What the task requires
Your task is to count the lines of the entries below that include the word "description" and to give only the resulting number.

Records for this task
——
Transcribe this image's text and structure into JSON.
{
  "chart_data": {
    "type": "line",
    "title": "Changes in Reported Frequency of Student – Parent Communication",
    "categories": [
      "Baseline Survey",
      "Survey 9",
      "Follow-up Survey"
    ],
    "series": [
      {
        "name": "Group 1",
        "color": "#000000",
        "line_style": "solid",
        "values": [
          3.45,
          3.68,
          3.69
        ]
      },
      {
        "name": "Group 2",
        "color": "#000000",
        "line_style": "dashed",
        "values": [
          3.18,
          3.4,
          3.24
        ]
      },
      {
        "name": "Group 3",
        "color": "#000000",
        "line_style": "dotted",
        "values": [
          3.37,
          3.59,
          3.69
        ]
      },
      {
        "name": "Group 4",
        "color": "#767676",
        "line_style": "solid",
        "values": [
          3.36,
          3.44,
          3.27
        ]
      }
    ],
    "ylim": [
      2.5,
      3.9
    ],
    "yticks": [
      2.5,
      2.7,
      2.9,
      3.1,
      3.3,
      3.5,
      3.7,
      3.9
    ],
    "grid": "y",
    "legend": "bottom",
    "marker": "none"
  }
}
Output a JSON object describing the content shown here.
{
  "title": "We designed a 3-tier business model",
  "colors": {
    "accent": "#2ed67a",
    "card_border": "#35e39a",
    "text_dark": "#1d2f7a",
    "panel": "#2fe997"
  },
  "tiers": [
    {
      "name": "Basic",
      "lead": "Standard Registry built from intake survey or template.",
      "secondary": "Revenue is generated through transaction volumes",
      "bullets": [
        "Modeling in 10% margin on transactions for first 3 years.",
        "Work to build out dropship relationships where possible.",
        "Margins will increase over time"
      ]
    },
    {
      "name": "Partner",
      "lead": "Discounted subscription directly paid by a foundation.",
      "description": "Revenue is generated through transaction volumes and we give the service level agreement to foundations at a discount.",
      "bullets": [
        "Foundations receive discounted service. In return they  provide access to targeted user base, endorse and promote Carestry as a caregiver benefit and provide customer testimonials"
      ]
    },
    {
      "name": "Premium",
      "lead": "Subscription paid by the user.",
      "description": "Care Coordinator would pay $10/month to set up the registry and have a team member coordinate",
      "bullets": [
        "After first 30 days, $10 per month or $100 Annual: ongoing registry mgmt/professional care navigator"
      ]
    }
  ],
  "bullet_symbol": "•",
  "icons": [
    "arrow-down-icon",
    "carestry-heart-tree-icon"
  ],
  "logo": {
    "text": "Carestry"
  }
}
——
Correct answer
2